§ **Set of tasks**:
1 > Decide whether each statement below agrees with the Universal City recitals: (a) the Master Site covers approximately 821.02 acres in the Orlando, Florida area; (b) Project 2 was developed and operated by Universal City Florida Partners; (c) New LP is a limited partnership organized under Delaware law. For each statement, answer yes or no and quote the words of the recitals that decide it.
2 > Continue the Universal City partnership recitals below, starting after the sentence about the Amended and Restated Partners' Agreement.

§ **Source document**:
WHEREAS, affiliates of Rank Parent and Universal Parent have owned a project (“Project 1”) consisting of a motion picture and television themed tourist attraction (“Gate 1”) sound stages and a motion picture and television studio (the “Studio”) and related activities; and

 

WHEREAS, affiliates of Rank Parent and Universal Parent have owned a project (“Project 2”) consisting of a gated themed tourist attraction (“Gate 2”), a retail commercial development known as CityWalk, and additional land which may be developed for hotels, restaurants, offices, commercial facilities and recreational facilities; and

 

WHEREAS, the land comprising Project 1 and Project 2 is hereinafter referred to as the “Master Site” and consists of approximately 821.02 acres located in the Orlando, Florida area and known as “Universal City, Florida” and the Master Site (including any improvements now or hereafter located on any portion thereof) is sometimes referred to as the “Combined Project”; and

 

WHEREAS, land within the Master Site is being developed as the Portofino Hotel by a partnership in which affiliates of Rank Parent and UniCo have an indirect interest; and

 

WHEREAS, Project 1 was developed and operated by a general partnership organized under the laws of the State of Florida known as Universal City Florida Partners (“UCFP”); and

 

WHEREAS, Project 2 was developed and operated by a general partnership organized under the laws of the State of Florida known as Universal City Development Partners (“UCDP”); and

 

WHEREAS, on January 6, 2000, (i) UCDP converted into Universal City Development Partners, LP, a limited partnership organized under the laws of the State of Delaware (“New LP”)  and (ii) a successor partnership to UCFP  merged into the New LP (the “Merger”); and

 

WHEREAS, from and after the Merger, the Combined Project has been operated through the New LP; and

 

WHEREAS, this Partnership,  HI and New LP are hereinafter referred to as the “Related Partnerships”; and

 

WHEREAS, contemporaneously with the execution and delivery of this agreement, the Blackstone Partners and Universal Parent are entering into an Amended and Restated Partners’ Agreement (the “Partners’ Agreement”).

§ **Stored data**:
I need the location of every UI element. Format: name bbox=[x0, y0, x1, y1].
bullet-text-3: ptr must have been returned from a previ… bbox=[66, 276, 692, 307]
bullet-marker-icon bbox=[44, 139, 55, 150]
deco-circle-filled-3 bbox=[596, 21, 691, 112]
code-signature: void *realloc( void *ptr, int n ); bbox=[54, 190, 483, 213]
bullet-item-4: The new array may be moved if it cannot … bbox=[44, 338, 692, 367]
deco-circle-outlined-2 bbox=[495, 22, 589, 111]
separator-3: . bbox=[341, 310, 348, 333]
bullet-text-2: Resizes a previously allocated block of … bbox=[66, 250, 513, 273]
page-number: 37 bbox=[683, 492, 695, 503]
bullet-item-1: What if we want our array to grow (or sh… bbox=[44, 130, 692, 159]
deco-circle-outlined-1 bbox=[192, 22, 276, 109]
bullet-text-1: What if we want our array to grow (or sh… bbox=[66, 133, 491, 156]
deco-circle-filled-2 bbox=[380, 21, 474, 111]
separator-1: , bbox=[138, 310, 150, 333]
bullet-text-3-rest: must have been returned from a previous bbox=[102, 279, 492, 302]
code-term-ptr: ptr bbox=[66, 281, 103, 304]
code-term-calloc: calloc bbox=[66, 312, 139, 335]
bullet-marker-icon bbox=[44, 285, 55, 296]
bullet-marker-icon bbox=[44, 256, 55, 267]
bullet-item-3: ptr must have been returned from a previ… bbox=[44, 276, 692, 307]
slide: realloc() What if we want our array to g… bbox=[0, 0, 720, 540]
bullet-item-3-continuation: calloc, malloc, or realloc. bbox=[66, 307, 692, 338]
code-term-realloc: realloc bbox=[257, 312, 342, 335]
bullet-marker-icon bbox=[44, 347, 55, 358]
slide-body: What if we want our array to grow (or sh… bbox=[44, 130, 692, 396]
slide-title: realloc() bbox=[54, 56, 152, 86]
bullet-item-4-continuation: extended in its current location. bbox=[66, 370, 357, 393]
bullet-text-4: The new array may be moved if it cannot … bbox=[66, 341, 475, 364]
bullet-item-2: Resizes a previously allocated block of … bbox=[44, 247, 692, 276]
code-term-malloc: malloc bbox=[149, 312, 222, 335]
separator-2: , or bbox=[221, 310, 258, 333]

§ **Answers per task**:
1 >
(a) Yes: "consists of approximately 821.02 acres located in the Orlando, Florida area"
(b) No: "Project 2 was developed and operated by a general partnership organized under the laws of the State of Florida known as Universal City Development Partners"
(c) Yes: "a limited partnership organized under the laws of the State of Delaware"

2 >
 

2



 

NOW, THEREFORE, it is agreed by and between the parties hereto as follows:

 

1.             Formation and Name of Partnership.

 

Each of the Blackstone Partners and UniCo (collectively, the “Partners” and individually a “Partner”) hereby continue a general partnership, with each as a partner, under the laws of the State of Florida, which general partnership is known as “Universal City Florida Holding Co. II” (hereinafter referred to as the “Partnership”) under and pursuant to the terms of this Agreement.  The Partnership is organized, and governed by, the Revised Uniform Partnership Act in effect in the State of Florida on the Effective Date.

 

2.             Purpose.

 

The purposes of this Partnership shall be to serve as sole general partner of New LP.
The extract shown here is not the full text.